The answer must be a word-for-word copy of the records below, with every picture left out.

Stored items:
:::
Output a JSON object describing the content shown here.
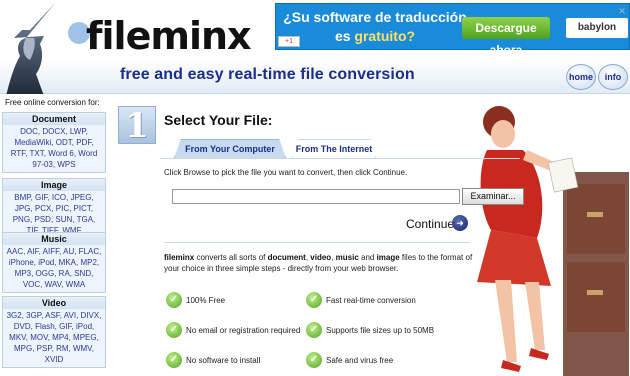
{
  "header": {
    "logo": "fileminx",
    "tagline": "free and easy real-time file conversion",
    "nav": [
      {
        "label": "home"
      },
      {
        "label": "info"
      }
    ]
  },
  "ad": {
    "line1": "¿Su software de traducción",
    "line2_prefix": "es ",
    "line2_highlight": "gratuito?",
    "button": "Descargue ahora",
    "brand": "babylon",
    "gplus": "+1"
  },
  "sidebar": {
    "intro": "Free online conversion for:",
    "sections": [
      {
        "title": "Document",
        "links": "DOC, DOCX, LWP, MediaWiki, ODT, PDF, RTF, TXT, Word 6, Word 97-03, WPS"
      },
      {
        "title": "Image",
        "links": "BMP, GIF, ICO, JPEG, JPG, PCX, PIC, PICT, PNG, PSD, SUN, TGA, TIF, TIFF, WMF"
      },
      {
        "title": "Music",
        "links": "AAC, AIF, AIFF, AU, FLAC, iPhone, iPod, MKA, MP2, MP3, OGG, RA, SND, VOC, WAV, WMA"
      },
      {
        "title": "Video",
        "links": "3G2, 3GP, ASF, AVI, DIVX, DVD, Flash, GIF, iPod, MKV, MOV, MP4, MPEG, MPG, PSP, RM, WMV, XVID"
      }
    ]
  },
  "main": {
    "step_number": "1",
    "step_title": "Select Your File:",
    "tabs": [
      {
        "label": "From Your Computer"
      },
      {
        "label": "From The Internet"
      }
    ],
    "instructions": "Click Browse to pick the file you want to convert, then click Continue.",
    "file_value": "",
    "browse_label": "Examinar...",
    "continue_label": "Continue",
    "description": {
      "p1": "fileminx",
      "p2": " converts all sorts of ",
      "p3": "document",
      "p4": ", ",
      "p5": "video",
      "p6": ", ",
      "p7": "music",
      "p8": " and ",
      "p9": "image",
      "p10": " files to the format of your choice in three simple steps - directly from your web browser."
    },
    "features": [
      {
        "label": "100% Free"
      },
      {
        "label": "Fast real-time conversion"
      },
      {
        "label": "No email or registration required"
      },
      {
        "label": "Supports file sizes up to 50MB"
      },
      {
        "label": "No software to install"
      },
      {
        "label": "Safe and virus free"
      }
    ]
  }
}
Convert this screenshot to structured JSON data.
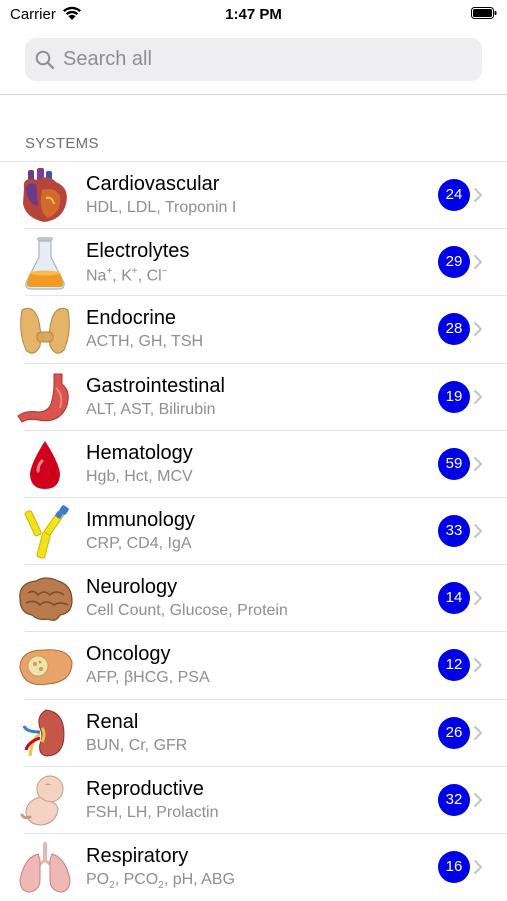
:::
Exercise result:
Output a JSON object describing the content shown here.
{
  "header": {
    "logo": "fileminx",
    "tagline": "free and easy real-time file conversion",
    "nav": [
      {
        "label": "home"
      },
      {
        "label": "info"
      }
    ]
  },
  "ad": {
    "line1": "¿Su software de traducción",
    "line2_prefix": "es ",
    "line2_highlight": "gratuito?",
    "button": "Descargue ahora",
    "brand": "babylon",
    "gplus": "+1"
  },
  "sidebar": {
    "intro": "Free online conversion for:",
    "sections": [
      {
        "title": "Document",
        "links": "DOC, DOCX, LWP, MediaWiki, ODT, PDF, RTF, TXT, Word 6, Word 97-03, WPS"
      },
      {
        "title": "Image",
        "links": "BMP, GIF, ICO, JPEG, JPG, PCX, PIC, PICT, PNG, PSD, SUN, TGA, TIF, TIFF, WMF"
      },
      {
        "title": "Music",
        "links": "AAC, AIF, AIFF, AU, FLAC, iPhone, iPod, MKA, MP2, MP3, OGG, RA, SND, VOC, WAV, WMA"
      },
      {
        "title": "Video",
        "links": "3G2, 3GP, ASF, AVI, DIVX, DVD, Flash, GIF, iPod, MKV, MOV, MP4, MPEG, MPG, PSP, RM, WMV, XVID"
      }
    ]
  },
  "main": {
    "step_number": "1",
    "step_title": "Select Your File:",
    "tabs": [
      {
        "label": "From Your Computer"
      },
      {
        "label": "From The Internet"
      }
    ],
    "instructions": "Click Browse to pick the file you want to convert, then click Continue.",
    "file_value": "",
    "browse_label": "Examinar...",
    "continue_label": "Continue",
    "description": {
      "p1": "fileminx",
      "p2": " converts all sorts of ",
      "p3": "document",
      "p4": ", ",
      "p5": "video",
      "p6": ", ",
      "p7": "music",
      "p8": " and ",
      "p9": "image",
      "p10": " files to the format of your choice in three simple steps - directly from your web browser."
    },
    "features": [
      {
        "label": "100% Free"
      },
      {
        "label": "Fast real-time conversion"
      },
      {
        "label": "No email or registration required"
      },
      {
        "label": "Supports file sizes up to 50MB"
      },
      {
        "label": "No software to install"
      },
      {
        "label": "Safe and virus free"
      }
    ]
  }
}
Convert this screenshot to structured JSON data.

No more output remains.